[BEGIN Records shown]

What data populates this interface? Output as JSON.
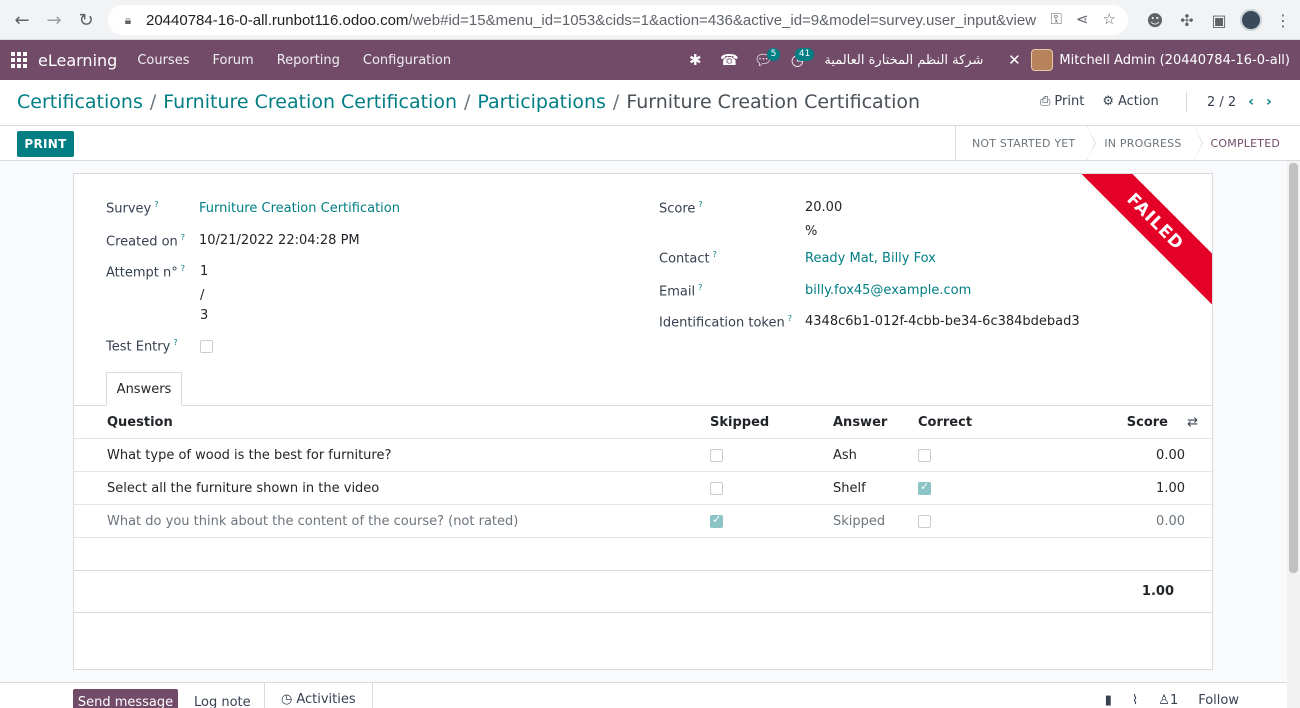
{
  "browser": {
    "url_host": "20440784-16-0-all.runbot116.odoo.com",
    "url_rest": "/web#id=15&menu_id=1053&cids=1&action=436&active_id=9&model=survey.user_input&view_t…"
  },
  "navbar": {
    "brand": "eLearning",
    "menu": [
      "Courses",
      "Forum",
      "Reporting",
      "Configuration"
    ],
    "messages_count": "5",
    "activities_count": "41",
    "company": "شركة النظم المختارة العالمية",
    "user": "Mitchell Admin (20440784-16-0-all)",
    "accent": "#714b67"
  },
  "breadcrumb": {
    "items": [
      "Certifications",
      "Furniture Creation Certification",
      "Participations"
    ],
    "current": "Furniture Creation Certification"
  },
  "toolbar": {
    "print_label": "Print",
    "action_label": "Action",
    "pager": "2 / 2",
    "print_button": "PRINT"
  },
  "status": {
    "stages": [
      "NOT STARTED YET",
      "IN PROGRESS",
      "COMPLETED"
    ],
    "active": "COMPLETED"
  },
  "form": {
    "ribbon": "FAILED",
    "survey_label": "Survey",
    "survey_value": "Furniture Creation Certification",
    "created_label": "Created on",
    "created_value": "10/21/2022 22:04:28 PM",
    "attempt_label": "Attempt n°",
    "attempt_value": "1",
    "attempt_sep": "/",
    "attempt_total": "3",
    "test_label": "Test Entry",
    "score_label": "Score",
    "score_value": "20.00",
    "score_unit": "%",
    "contact_label": "Contact",
    "contact_value": "Ready Mat, Billy Fox",
    "email_label": "Email",
    "email_value": "billy.fox45@example.com",
    "token_label": "Identification token",
    "token_value": "4348c6b1-012f-4cbb-be34-6c384bdebad3",
    "help_mark": "?"
  },
  "answers": {
    "tab_label": "Answers",
    "headers": {
      "question": "Question",
      "skipped": "Skipped",
      "answer": "Answer",
      "correct": "Correct",
      "score": "Score"
    },
    "rows": [
      {
        "question": "What type of wood is the best for furniture?",
        "skipped": false,
        "answer": "Ash",
        "correct": false,
        "score": "0.00"
      },
      {
        "question": "Select all the furniture shown in the video",
        "skipped": false,
        "answer": "Shelf",
        "correct": true,
        "score": "1.00"
      },
      {
        "question": "What do you think about the content of the course? (not rated)",
        "skipped": true,
        "answer": "Skipped",
        "correct": false,
        "score": "0.00"
      }
    ],
    "total": "1.00"
  },
  "chatter": {
    "send_message": "Send message",
    "log_note": "Log note",
    "activities": "Activities",
    "followers_count": "1",
    "follow": "Follow"
  }
}
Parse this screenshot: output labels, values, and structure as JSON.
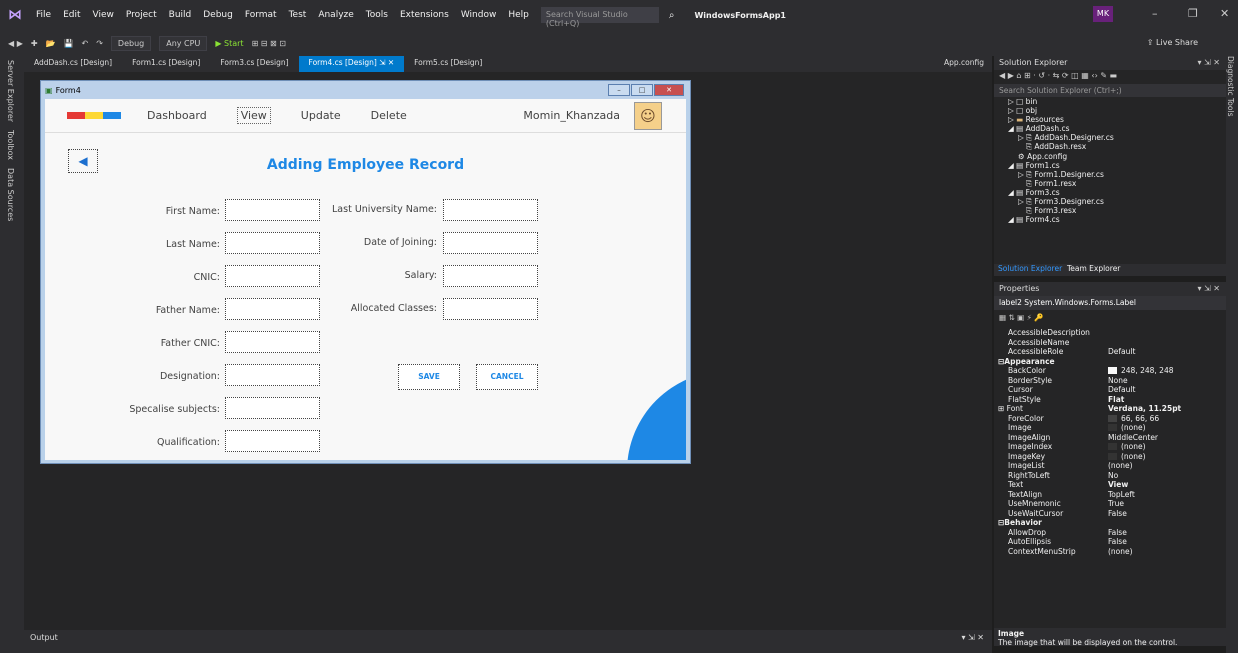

[END Records shown]

Omit each picture, then return all of the listing exactly as it stands.

What data populates this interface? Output as JSON.
{
  "browser": {
    "url_host": "20440784-16-0-all.runbot116.odoo.com",
    "url_rest": "/web#id=15&menu_id=1053&cids=1&action=436&active_id=9&model=survey.user_input&view_t…"
  },
  "navbar": {
    "brand": "eLearning",
    "menu": [
      "Courses",
      "Forum",
      "Reporting",
      "Configuration"
    ],
    "messages_count": "5",
    "activities_count": "41",
    "company": "شركة النظم المختارة العالمية",
    "user": "Mitchell Admin (20440784-16-0-all)",
    "accent": "#714b67"
  },
  "breadcrumb": {
    "items": [
      "Certifications",
      "Furniture Creation Certification",
      "Participations"
    ],
    "current": "Furniture Creation Certification"
  },
  "toolbar": {
    "print_label": "Print",
    "action_label": "Action",
    "pager": "2 / 2",
    "print_button": "PRINT"
  },
  "status": {
    "stages": [
      "NOT STARTED YET",
      "IN PROGRESS",
      "COMPLETED"
    ],
    "active": "COMPLETED"
  },
  "form": {
    "ribbon": "FAILED",
    "survey_label": "Survey",
    "survey_value": "Furniture Creation Certification",
    "created_label": "Created on",
    "created_value": "10/21/2022 22:04:28 PM",
    "attempt_label": "Attempt n°",
    "attempt_value": "1",
    "attempt_sep": "/",
    "attempt_total": "3",
    "test_label": "Test Entry",
    "score_label": "Score",
    "score_value": "20.00",
    "score_unit": "%",
    "contact_label": "Contact",
    "contact_value": "Ready Mat, Billy Fox",
    "email_label": "Email",
    "email_value": "billy.fox45@example.com",
    "token_label": "Identification token",
    "token_value": "4348c6b1-012f-4cbb-be34-6c384bdebad3",
    "help_mark": "?"
  },
  "answers": {
    "tab_label": "Answers",
    "headers": {
      "question": "Question",
      "skipped": "Skipped",
      "answer": "Answer",
      "correct": "Correct",
      "score": "Score"
    },
    "rows": [
      {
        "question": "What type of wood is the best for furniture?",
        "skipped": false,
        "answer": "Ash",
        "correct": false,
        "score": "0.00"
      },
      {
        "question": "Select all the furniture shown in the video",
        "skipped": false,
        "answer": "Shelf",
        "correct": true,
        "score": "1.00"
      },
      {
        "question": "What do you think about the content of the course? (not rated)",
        "skipped": true,
        "answer": "Skipped",
        "correct": false,
        "score": "0.00"
      }
    ],
    "total": "1.00"
  },
  "chatter": {
    "send_message": "Send message",
    "log_note": "Log note",
    "activities": "Activities",
    "followers_count": "1",
    "follow": "Follow"
  }
}
Parse this screenshot: output labels, values, and structure as JSON.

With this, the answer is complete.